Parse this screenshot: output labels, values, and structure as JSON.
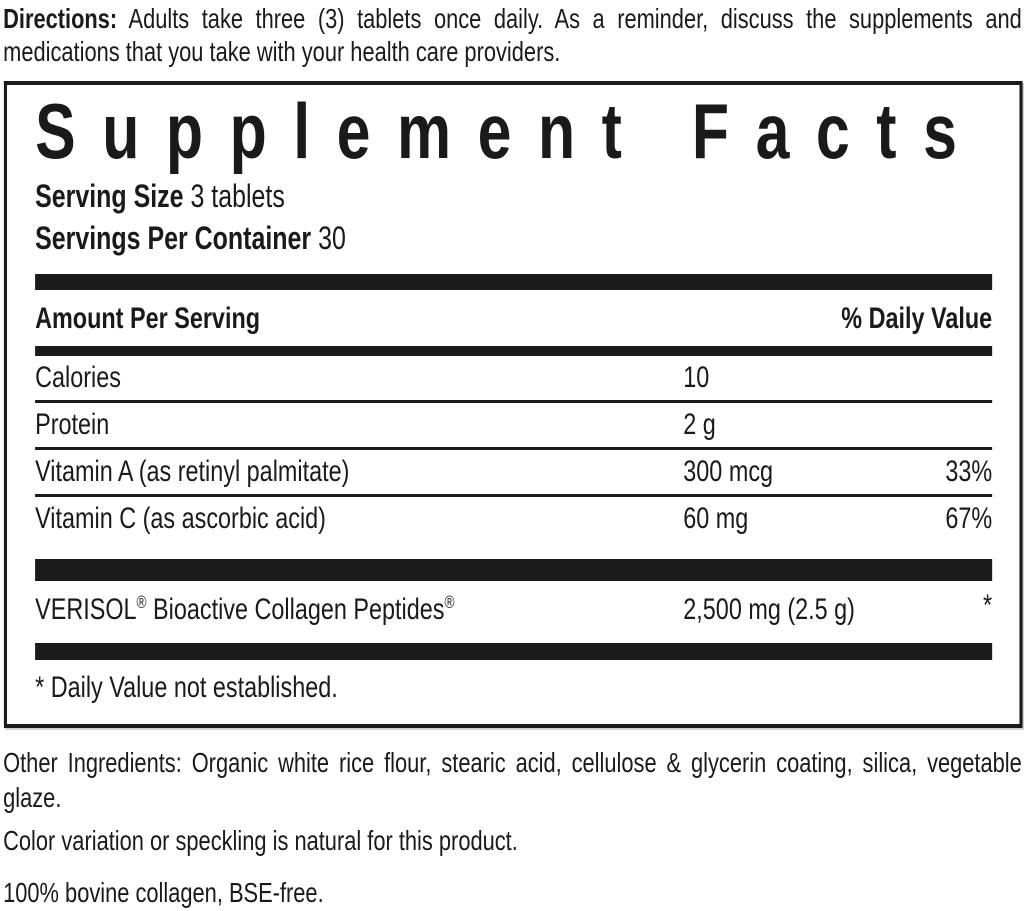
{
  "colors": {
    "ink": "#1a1a1a",
    "background": "#ffffff"
  },
  "directions": {
    "label": "Directions:",
    "text": "Adults take three (3) tablets once daily. As a reminder, discuss the supplements and medications that you take with your health care providers."
  },
  "panel": {
    "title": "Supplement Facts",
    "serving_size_label": "Serving Size",
    "serving_size_value": "3 tablets",
    "servings_per_container_label": "Servings Per Container",
    "servings_per_container_value": "30",
    "header": {
      "amount_label": "Amount Per Serving",
      "daily_value_label": "% Daily Value"
    },
    "rows": [
      {
        "name": "Calories",
        "amount": "10",
        "dv": ""
      },
      {
        "name": "Protein",
        "amount": "2 g",
        "dv": ""
      },
      {
        "name": "Vitamin A (as retinyl palmitate)",
        "amount": "300 mcg",
        "dv": "33%"
      },
      {
        "name": "Vitamin C (as ascorbic acid)",
        "amount": "60 mg",
        "dv": "67%"
      }
    ],
    "proprietary_row": {
      "brand": "VERISOL",
      "reg_mark_1": "®",
      "name_rest": " Bioactive Collagen Peptides",
      "reg_mark_2": "®",
      "amount": "2,500 mg (2.5 g)",
      "dv": "*"
    },
    "footnote": "* Daily Value not established."
  },
  "notes": {
    "other_ingredients": "Other Ingredients: Organic white rice flour, stearic acid, cellulose & glycerin coating, silica, vegetable glaze.",
    "color_note": "Color variation or speckling is natural for this product.",
    "bovine_note": "100% bovine collagen, BSE-free."
  }
}
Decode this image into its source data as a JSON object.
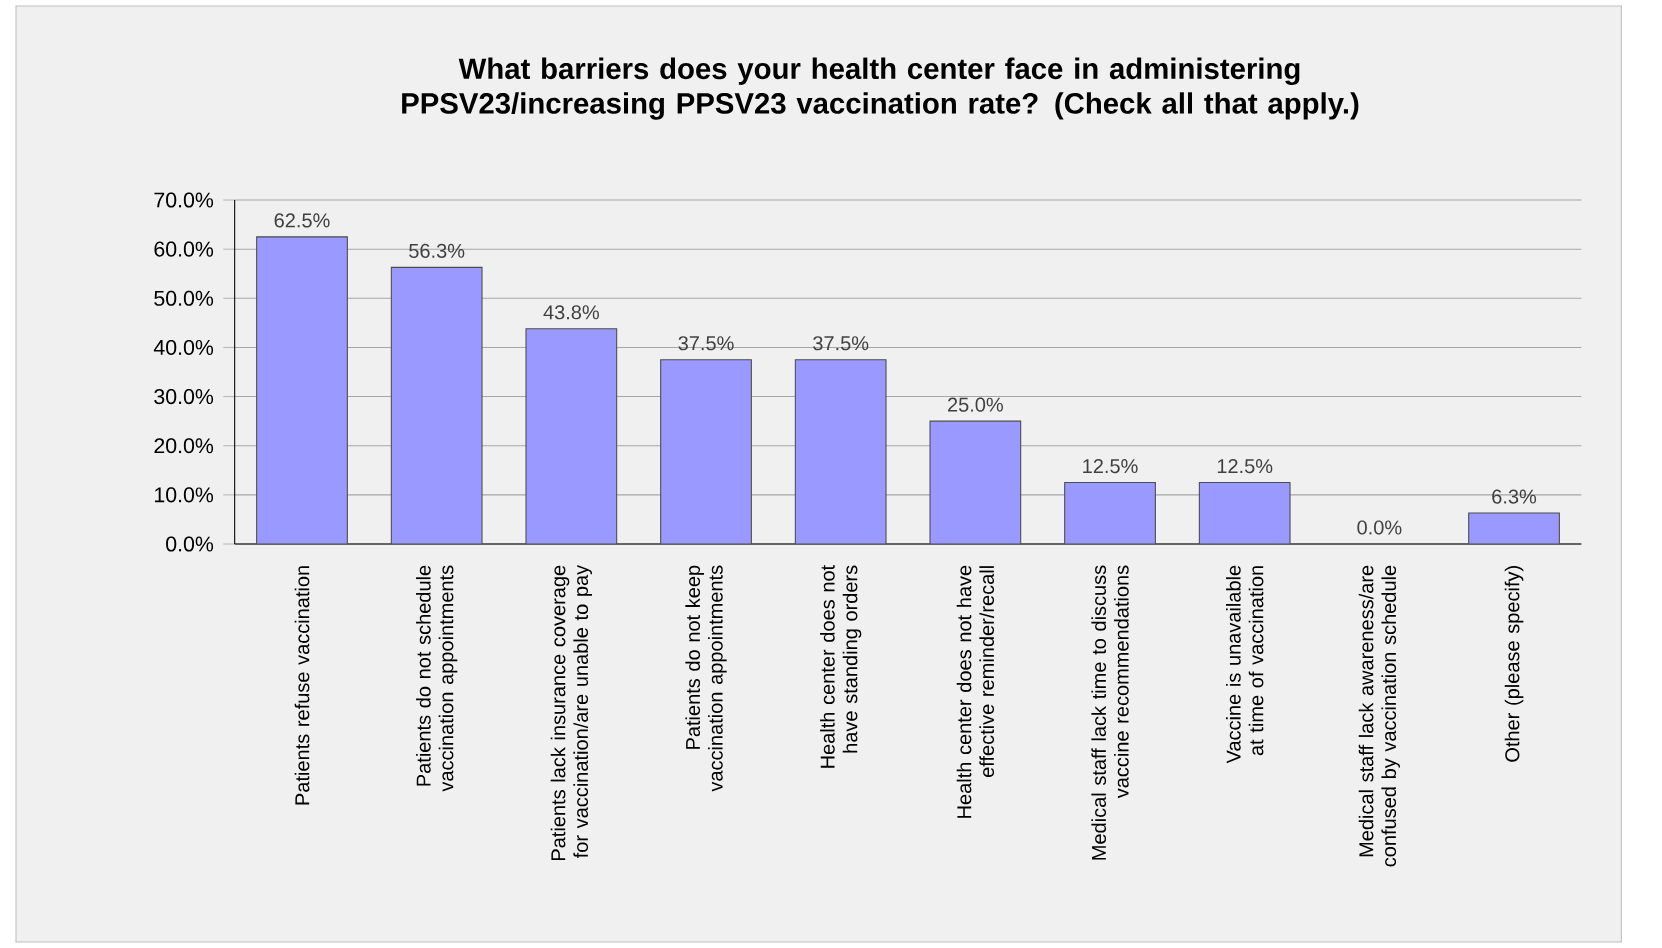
{
  "chart_data": {
    "type": "bar",
    "title": "What barriers does your health center face in administering PPSV23/increasing PPSV23 vaccination rate? (Check all that apply.)",
    "categories": [
      "Patients refuse vaccination",
      "Patients do not schedule vaccination appointments",
      "Patients lack insurance coverage for vaccination/are unable to pay",
      "Patients do not keep vaccination appointments",
      "Health center does not have standing orders",
      "Health center does not have effective reminder/recall",
      "Medical staff lack time to discuss vaccine recommendations",
      "Vaccine is unavailable at time of vaccination",
      "Medical staff lack awareness/are confused by vaccination schedule",
      "Other (please specify)"
    ],
    "values": [
      62.5,
      56.3,
      43.8,
      37.5,
      37.5,
      25.0,
      12.5,
      12.5,
      0.0,
      6.3
    ],
    "value_labels": [
      "62.5%",
      "56.3%",
      "43.8%",
      "37.5%",
      "37.5%",
      "25.0%",
      "12.5%",
      "12.5%",
      "0.0%",
      "6.3%"
    ],
    "color": "#9999ff",
    "ylim": [
      0,
      70
    ],
    "yticks": [
      {
        "value": 0,
        "label": "0.0%"
      },
      {
        "value": 10,
        "label": "10.0%"
      },
      {
        "value": 20,
        "label": "20.0%"
      },
      {
        "value": 30,
        "label": "30.0%"
      },
      {
        "value": 40,
        "label": "40.0%"
      },
      {
        "value": 50,
        "label": "50.0%"
      },
      {
        "value": 60,
        "label": "60.0%"
      },
      {
        "value": 70,
        "label": "70.0%"
      }
    ],
    "grid": "y"
  }
}
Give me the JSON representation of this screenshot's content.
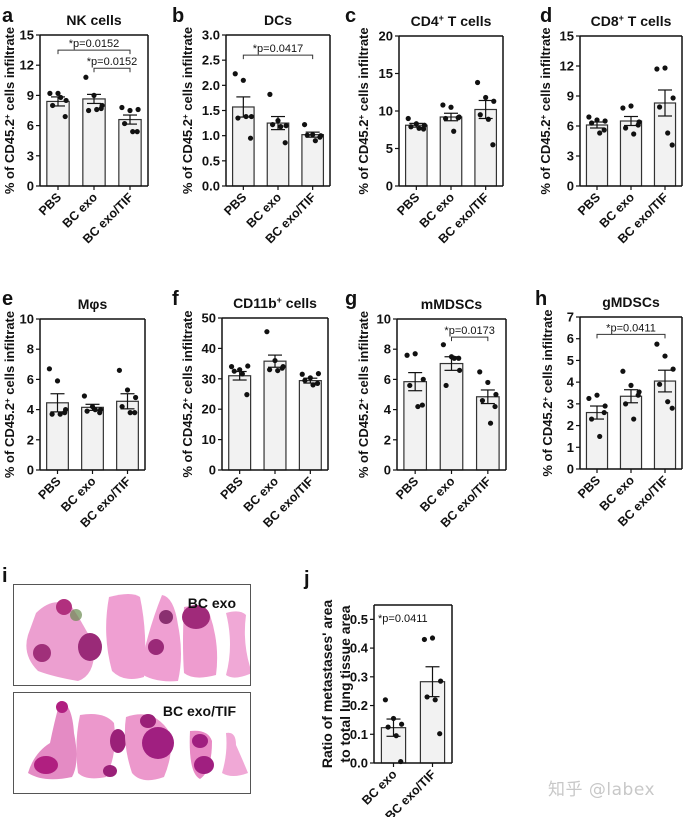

════

[Task details] Tell how many lines in the listing include the string "schedule", and write nothing but that number.

[Written solution] 2